● **DATA SUPPLIED**:
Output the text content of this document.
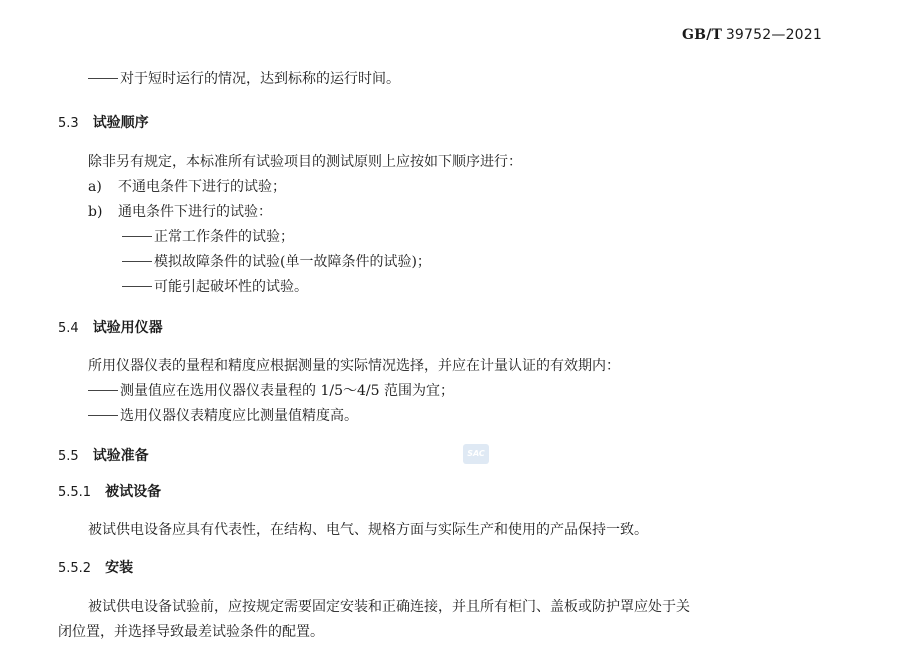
GB/T 39752—2021
对于短时运行的情况，达到标称的运行时间。
5.3 试验顺序
除非另有规定，本标准所有试验项目的测试原则上应按如下顺序进行：
a) 不通电条件下进行的试验；
b) 通电条件下进行的试验：
正常工作条件的试验；
模拟故障条件的试验(单一故障条件的试验)；
可能引起破坏性的试验。
5.4 试验用仪器
所用仪器仪表的量程和精度应根据测量的实际情况选择，并应在计量认证的有效期内：
测量值应在选用仪器仪表量程的 1/5～4/5 范围为宜；
选用仪器仪表精度应比测量值精度高。
5.5 试验准备	SAC
5.5.1 被试设备
被试供电设备应具有代表性，在结构、电气、规格方面与实际生产和使用的产品保持一致。
5.5.2 安装
被试供电设备试验前，应按规定需要固定安装和正确连接，并且所有柜门、盖板或防护罩应处于关
闭位置，并选择导致最差试验条件的配置。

● **DIRECTIONS FOR THIS TASK**: The records above need to be given again exactly. Omit the pictures.

● **COMPLETE OUTPUT**:
Output the text content of this document.
GB/T 39752—2021
对于短时运行的情况，达到标称的运行时间。
5.3 试验顺序
除非另有规定，本标准所有试验项目的测试原则上应按如下顺序进行：
a) 不通电条件下进行的试验；
b) 通电条件下进行的试验：
正常工作条件的试验；
模拟故障条件的试验(单一故障条件的试验)；
可能引起破坏性的试验。
5.4 试验用仪器
所用仪器仪表的量程和精度应根据测量的实际情况选择，并应在计量认证的有效期内：
测量值应在选用仪器仪表量程的 1/5～4/5 范围为宜；
选用仪器仪表精度应比测量值精度高。
5.5 试验准备	SAC
5.5.1 被试设备
被试供电设备应具有代表性，在结构、电气、规格方面与实际生产和使用的产品保持一致。
5.5.2 安装
被试供电设备试验前，应按规定需要固定安装和正确连接，并且所有柜门、盖板或防护罩应处于关
闭位置，并选择导致最差试验条件的配置。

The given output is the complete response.